--- Given request ---
Restate all the material verbatim, except for the pictures.

--- Data to use ---
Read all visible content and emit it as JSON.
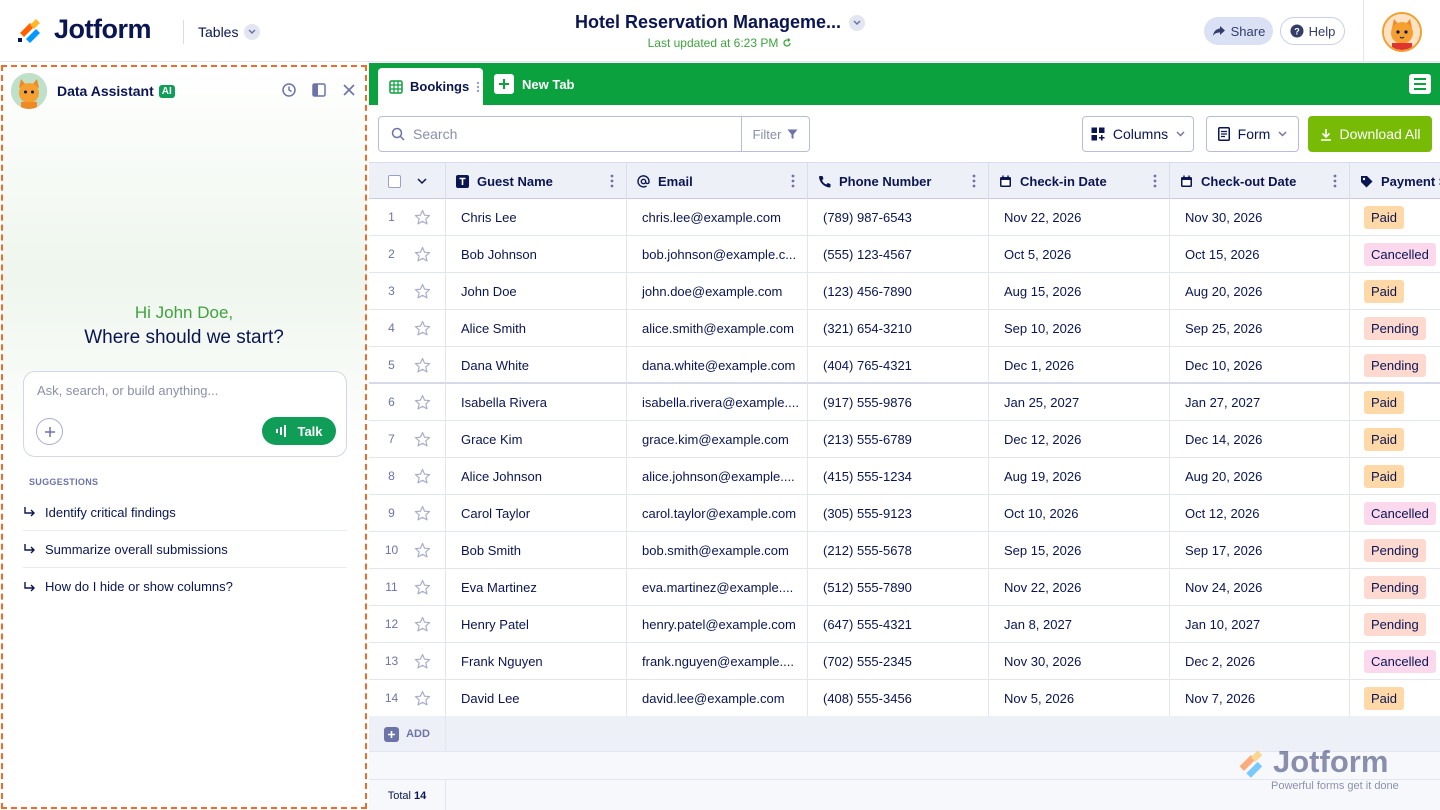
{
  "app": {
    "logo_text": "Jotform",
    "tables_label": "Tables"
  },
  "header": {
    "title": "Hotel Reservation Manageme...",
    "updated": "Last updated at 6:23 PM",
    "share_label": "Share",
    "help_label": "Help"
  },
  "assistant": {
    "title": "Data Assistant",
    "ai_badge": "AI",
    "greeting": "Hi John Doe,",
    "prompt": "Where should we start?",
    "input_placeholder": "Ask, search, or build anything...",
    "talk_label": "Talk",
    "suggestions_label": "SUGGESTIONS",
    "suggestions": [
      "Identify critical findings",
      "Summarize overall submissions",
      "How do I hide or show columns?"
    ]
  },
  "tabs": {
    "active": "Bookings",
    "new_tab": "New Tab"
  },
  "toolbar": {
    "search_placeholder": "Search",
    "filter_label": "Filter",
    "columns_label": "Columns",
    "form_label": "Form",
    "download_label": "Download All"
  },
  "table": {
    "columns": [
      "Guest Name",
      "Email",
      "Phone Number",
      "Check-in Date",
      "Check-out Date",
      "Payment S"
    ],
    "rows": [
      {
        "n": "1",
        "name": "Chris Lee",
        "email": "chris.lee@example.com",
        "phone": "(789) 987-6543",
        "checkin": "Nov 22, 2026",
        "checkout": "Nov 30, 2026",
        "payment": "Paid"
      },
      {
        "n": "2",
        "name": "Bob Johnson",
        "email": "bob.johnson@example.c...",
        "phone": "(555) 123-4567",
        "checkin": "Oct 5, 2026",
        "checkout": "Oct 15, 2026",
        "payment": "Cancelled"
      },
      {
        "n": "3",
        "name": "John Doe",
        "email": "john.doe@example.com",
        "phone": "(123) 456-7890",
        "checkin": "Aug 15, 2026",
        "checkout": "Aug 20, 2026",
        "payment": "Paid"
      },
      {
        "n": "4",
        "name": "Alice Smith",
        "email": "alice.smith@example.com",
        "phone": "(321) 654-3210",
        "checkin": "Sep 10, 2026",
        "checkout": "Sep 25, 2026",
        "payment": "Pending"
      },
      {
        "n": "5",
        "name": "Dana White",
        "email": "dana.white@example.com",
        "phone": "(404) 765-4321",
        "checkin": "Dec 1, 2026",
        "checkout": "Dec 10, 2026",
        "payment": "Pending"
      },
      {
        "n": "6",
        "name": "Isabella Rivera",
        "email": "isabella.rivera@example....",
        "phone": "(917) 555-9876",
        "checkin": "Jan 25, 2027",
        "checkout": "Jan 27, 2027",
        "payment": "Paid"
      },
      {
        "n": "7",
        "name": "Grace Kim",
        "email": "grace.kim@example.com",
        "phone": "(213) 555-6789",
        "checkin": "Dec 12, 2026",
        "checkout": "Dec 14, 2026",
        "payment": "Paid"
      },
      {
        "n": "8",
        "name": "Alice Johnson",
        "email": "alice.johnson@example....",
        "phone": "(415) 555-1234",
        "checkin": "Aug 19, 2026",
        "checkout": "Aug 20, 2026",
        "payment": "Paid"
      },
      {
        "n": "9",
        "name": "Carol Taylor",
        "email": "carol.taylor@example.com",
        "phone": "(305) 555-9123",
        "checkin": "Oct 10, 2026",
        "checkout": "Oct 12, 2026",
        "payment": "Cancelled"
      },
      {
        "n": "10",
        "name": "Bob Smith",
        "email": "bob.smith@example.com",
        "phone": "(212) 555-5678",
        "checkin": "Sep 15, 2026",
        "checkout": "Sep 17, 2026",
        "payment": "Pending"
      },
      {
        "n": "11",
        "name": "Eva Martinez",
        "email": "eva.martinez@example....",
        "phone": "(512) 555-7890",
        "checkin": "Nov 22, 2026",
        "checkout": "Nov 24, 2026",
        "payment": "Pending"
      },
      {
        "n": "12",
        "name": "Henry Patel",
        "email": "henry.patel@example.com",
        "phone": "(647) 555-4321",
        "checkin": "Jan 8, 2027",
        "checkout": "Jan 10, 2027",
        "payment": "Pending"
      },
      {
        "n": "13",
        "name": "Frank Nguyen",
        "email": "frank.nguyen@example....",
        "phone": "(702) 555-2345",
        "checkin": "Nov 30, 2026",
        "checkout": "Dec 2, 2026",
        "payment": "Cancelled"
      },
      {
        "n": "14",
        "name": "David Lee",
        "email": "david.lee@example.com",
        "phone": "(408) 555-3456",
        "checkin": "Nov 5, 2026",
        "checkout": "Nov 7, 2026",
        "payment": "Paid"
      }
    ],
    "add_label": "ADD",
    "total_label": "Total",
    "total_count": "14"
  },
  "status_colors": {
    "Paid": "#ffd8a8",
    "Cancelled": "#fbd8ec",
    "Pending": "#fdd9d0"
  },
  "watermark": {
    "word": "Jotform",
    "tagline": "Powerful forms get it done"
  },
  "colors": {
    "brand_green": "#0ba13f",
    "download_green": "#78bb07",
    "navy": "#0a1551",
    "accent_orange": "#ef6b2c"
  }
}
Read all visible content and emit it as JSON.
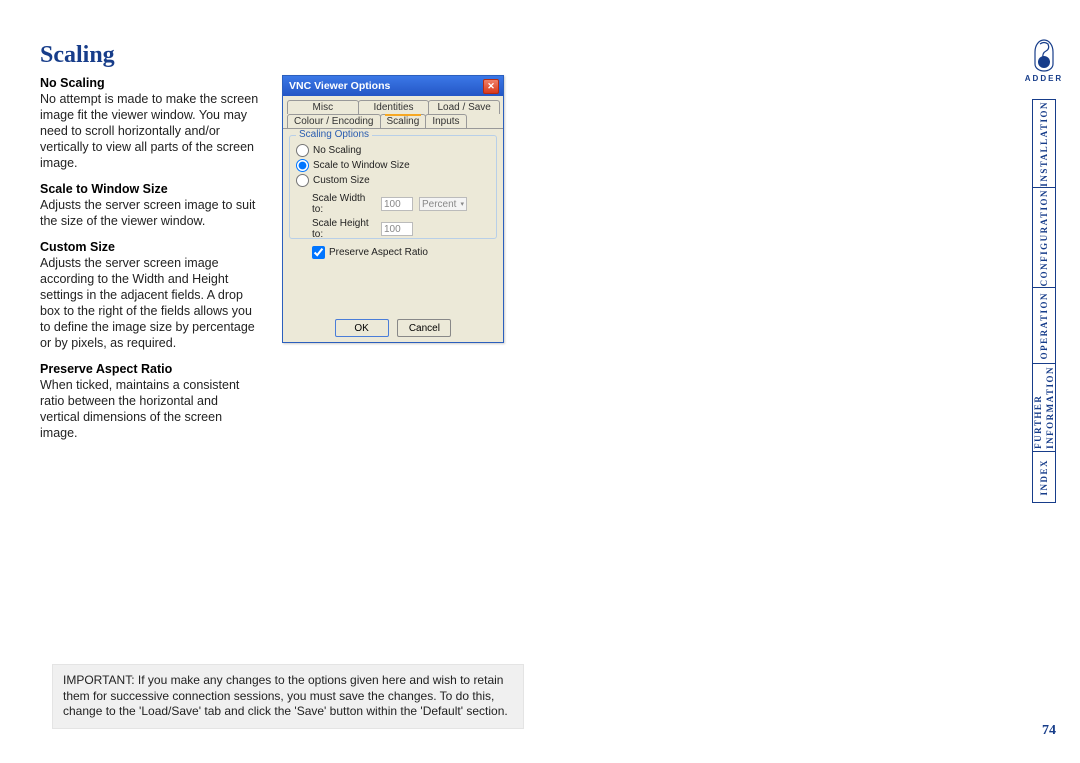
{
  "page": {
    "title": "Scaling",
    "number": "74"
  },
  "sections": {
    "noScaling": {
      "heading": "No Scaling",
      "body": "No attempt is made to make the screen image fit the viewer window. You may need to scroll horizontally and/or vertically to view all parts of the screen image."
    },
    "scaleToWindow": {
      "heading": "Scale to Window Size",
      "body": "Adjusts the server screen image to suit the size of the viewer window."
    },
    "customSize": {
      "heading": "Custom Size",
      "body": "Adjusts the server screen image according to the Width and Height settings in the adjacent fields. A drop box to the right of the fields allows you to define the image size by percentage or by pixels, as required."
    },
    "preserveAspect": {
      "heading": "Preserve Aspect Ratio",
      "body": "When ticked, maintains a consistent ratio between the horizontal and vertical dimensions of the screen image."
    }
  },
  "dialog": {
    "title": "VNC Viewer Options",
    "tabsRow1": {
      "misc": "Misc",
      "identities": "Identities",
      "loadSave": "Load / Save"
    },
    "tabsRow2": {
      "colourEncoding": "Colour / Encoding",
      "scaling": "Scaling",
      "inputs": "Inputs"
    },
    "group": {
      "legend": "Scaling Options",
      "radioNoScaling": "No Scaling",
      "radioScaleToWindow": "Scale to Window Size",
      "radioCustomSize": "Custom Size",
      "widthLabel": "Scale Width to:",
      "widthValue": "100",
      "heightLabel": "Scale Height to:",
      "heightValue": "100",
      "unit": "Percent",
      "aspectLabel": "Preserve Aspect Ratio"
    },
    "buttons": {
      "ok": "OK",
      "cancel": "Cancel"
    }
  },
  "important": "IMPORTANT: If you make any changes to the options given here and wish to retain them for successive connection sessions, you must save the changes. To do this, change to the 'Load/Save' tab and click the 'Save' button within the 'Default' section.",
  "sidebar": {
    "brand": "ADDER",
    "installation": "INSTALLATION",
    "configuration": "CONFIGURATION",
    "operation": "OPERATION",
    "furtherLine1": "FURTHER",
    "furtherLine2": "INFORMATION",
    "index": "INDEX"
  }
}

--- Solution to the exercise ---
Read all visible content and emit it as JSON.
{
  "app": {
    "logo_text": "Jotform",
    "tables_label": "Tables"
  },
  "header": {
    "title": "Hotel Reservation Manageme...",
    "updated": "Last updated at 6:23 PM",
    "share_label": "Share",
    "help_label": "Help"
  },
  "assistant": {
    "title": "Data Assistant",
    "ai_badge": "AI",
    "greeting": "Hi John Doe,",
    "prompt": "Where should we start?",
    "input_placeholder": "Ask, search, or build anything...",
    "talk_label": "Talk",
    "suggestions_label": "SUGGESTIONS",
    "suggestions": [
      "Identify critical findings",
      "Summarize overall submissions",
      "How do I hide or show columns?"
    ]
  },
  "tabs": {
    "active": "Bookings",
    "new_tab": "New Tab"
  },
  "toolbar": {
    "search_placeholder": "Search",
    "filter_label": "Filter",
    "columns_label": "Columns",
    "form_label": "Form",
    "download_label": "Download All"
  },
  "table": {
    "columns": [
      "Guest Name",
      "Email",
      "Phone Number",
      "Check-in Date",
      "Check-out Date",
      "Payment S"
    ],
    "rows": [
      {
        "n": "1",
        "name": "Chris Lee",
        "email": "chris.lee@example.com",
        "phone": "(789) 987-6543",
        "checkin": "Nov 22, 2026",
        "checkout": "Nov 30, 2026",
        "payment": "Paid"
      },
      {
        "n": "2",
        "name": "Bob Johnson",
        "email": "bob.johnson@example.c...",
        "phone": "(555) 123-4567",
        "checkin": "Oct 5, 2026",
        "checkout": "Oct 15, 2026",
        "payment": "Cancelled"
      },
      {
        "n": "3",
        "name": "John Doe",
        "email": "john.doe@example.com",
        "phone": "(123) 456-7890",
        "checkin": "Aug 15, 2026",
        "checkout": "Aug 20, 2026",
        "payment": "Paid"
      },
      {
        "n": "4",
        "name": "Alice Smith",
        "email": "alice.smith@example.com",
        "phone": "(321) 654-3210",
        "checkin": "Sep 10, 2026",
        "checkout": "Sep 25, 2026",
        "payment": "Pending"
      },
      {
        "n": "5",
        "name": "Dana White",
        "email": "dana.white@example.com",
        "phone": "(404) 765-4321",
        "checkin": "Dec 1, 2026",
        "checkout": "Dec 10, 2026",
        "payment": "Pending"
      },
      {
        "n": "6",
        "name": "Isabella Rivera",
        "email": "isabella.rivera@example....",
        "phone": "(917) 555-9876",
        "checkin": "Jan 25, 2027",
        "checkout": "Jan 27, 2027",
        "payment": "Paid"
      },
      {
        "n": "7",
        "name": "Grace Kim",
        "email": "grace.kim@example.com",
        "phone": "(213) 555-6789",
        "checkin": "Dec 12, 2026",
        "checkout": "Dec 14, 2026",
        "payment": "Paid"
      },
      {
        "n": "8",
        "name": "Alice Johnson",
        "email": "alice.johnson@example....",
        "phone": "(415) 555-1234",
        "checkin": "Aug 19, 2026",
        "checkout": "Aug 20, 2026",
        "payment": "Paid"
      },
      {
        "n": "9",
        "name": "Carol Taylor",
        "email": "carol.taylor@example.com",
        "phone": "(305) 555-9123",
        "checkin": "Oct 10, 2026",
        "checkout": "Oct 12, 2026",
        "payment": "Cancelled"
      },
      {
        "n": "10",
        "name": "Bob Smith",
        "email": "bob.smith@example.com",
        "phone": "(212) 555-5678",
        "checkin": "Sep 15, 2026",
        "checkout": "Sep 17, 2026",
        "payment": "Pending"
      },
      {
        "n": "11",
        "name": "Eva Martinez",
        "email": "eva.martinez@example....",
        "phone": "(512) 555-7890",
        "checkin": "Nov 22, 2026",
        "checkout": "Nov 24, 2026",
        "payment": "Pending"
      },
      {
        "n": "12",
        "name": "Henry Patel",
        "email": "henry.patel@example.com",
        "phone": "(647) 555-4321",
        "checkin": "Jan 8, 2027",
        "checkout": "Jan 10, 2027",
        "payment": "Pending"
      },
      {
        "n": "13",
        "name": "Frank Nguyen",
        "email": "frank.nguyen@example....",
        "phone": "(702) 555-2345",
        "checkin": "Nov 30, 2026",
        "checkout": "Dec 2, 2026",
        "payment": "Cancelled"
      },
      {
        "n": "14",
        "name": "David Lee",
        "email": "david.lee@example.com",
        "phone": "(408) 555-3456",
        "checkin": "Nov 5, 2026",
        "checkout": "Nov 7, 2026",
        "payment": "Paid"
      }
    ],
    "add_label": "ADD",
    "total_label": "Total",
    "total_count": "14"
  },
  "status_colors": {
    "Paid": "#ffd8a8",
    "Cancelled": "#fbd8ec",
    "Pending": "#fdd9d0"
  },
  "watermark": {
    "word": "Jotform",
    "tagline": "Powerful forms get it done"
  },
  "colors": {
    "brand_green": "#0ba13f",
    "download_green": "#78bb07",
    "navy": "#0a1551",
    "accent_orange": "#ef6b2c"
  }
}
Read all visible content and emit it as JSON.
{
  "page": {
    "title": "Scaling",
    "number": "74"
  },
  "sections": {
    "noScaling": {
      "heading": "No Scaling",
      "body": "No attempt is made to make the screen image fit the viewer window. You may need to scroll horizontally and/or vertically to view all parts of the screen image."
    },
    "scaleToWindow": {
      "heading": "Scale to Window Size",
      "body": "Adjusts the server screen image to suit the size of the viewer window."
    },
    "customSize": {
      "heading": "Custom Size",
      "body": "Adjusts the server screen image according to the Width and Height settings in the adjacent fields. A drop box to the right of the fields allows you to define the image size by percentage or by pixels, as required."
    },
    "preserveAspect": {
      "heading": "Preserve Aspect Ratio",
      "body": "When ticked, maintains a consistent ratio between the horizontal and vertical dimensions of the screen image."
    }
  },
  "dialog": {
    "title": "VNC Viewer Options",
    "tabsRow1": {
      "misc": "Misc",
      "identities": "Identities",
      "loadSave": "Load / Save"
    },
    "tabsRow2": {
      "colourEncoding": "Colour / Encoding",
      "scaling": "Scaling",
      "inputs": "Inputs"
    },
    "group": {
      "legend": "Scaling Options",
      "radioNoScaling": "No Scaling",
      "radioScaleToWindow": "Scale to Window Size",
      "radioCustomSize": "Custom Size",
      "widthLabel": "Scale Width to:",
      "widthValue": "100",
      "heightLabel": "Scale Height to:",
      "heightValue": "100",
      "unit": "Percent",
      "aspectLabel": "Preserve Aspect Ratio"
    },
    "buttons": {
      "ok": "OK",
      "cancel": "Cancel"
    }
  },
  "important": "IMPORTANT: If you make any changes to the options given here and wish to retain them for successive connection sessions, you must save the changes. To do this, change to the 'Load/Save' tab and click the 'Save' button within the 'Default' section.",
  "sidebar": {
    "brand": "ADDER",
    "installation": "INSTALLATION",
    "configuration": "CONFIGURATION",
    "operation": "OPERATION",
    "furtherLine1": "FURTHER",
    "furtherLine2": "INFORMATION",
    "index": "INDEX"
  }
}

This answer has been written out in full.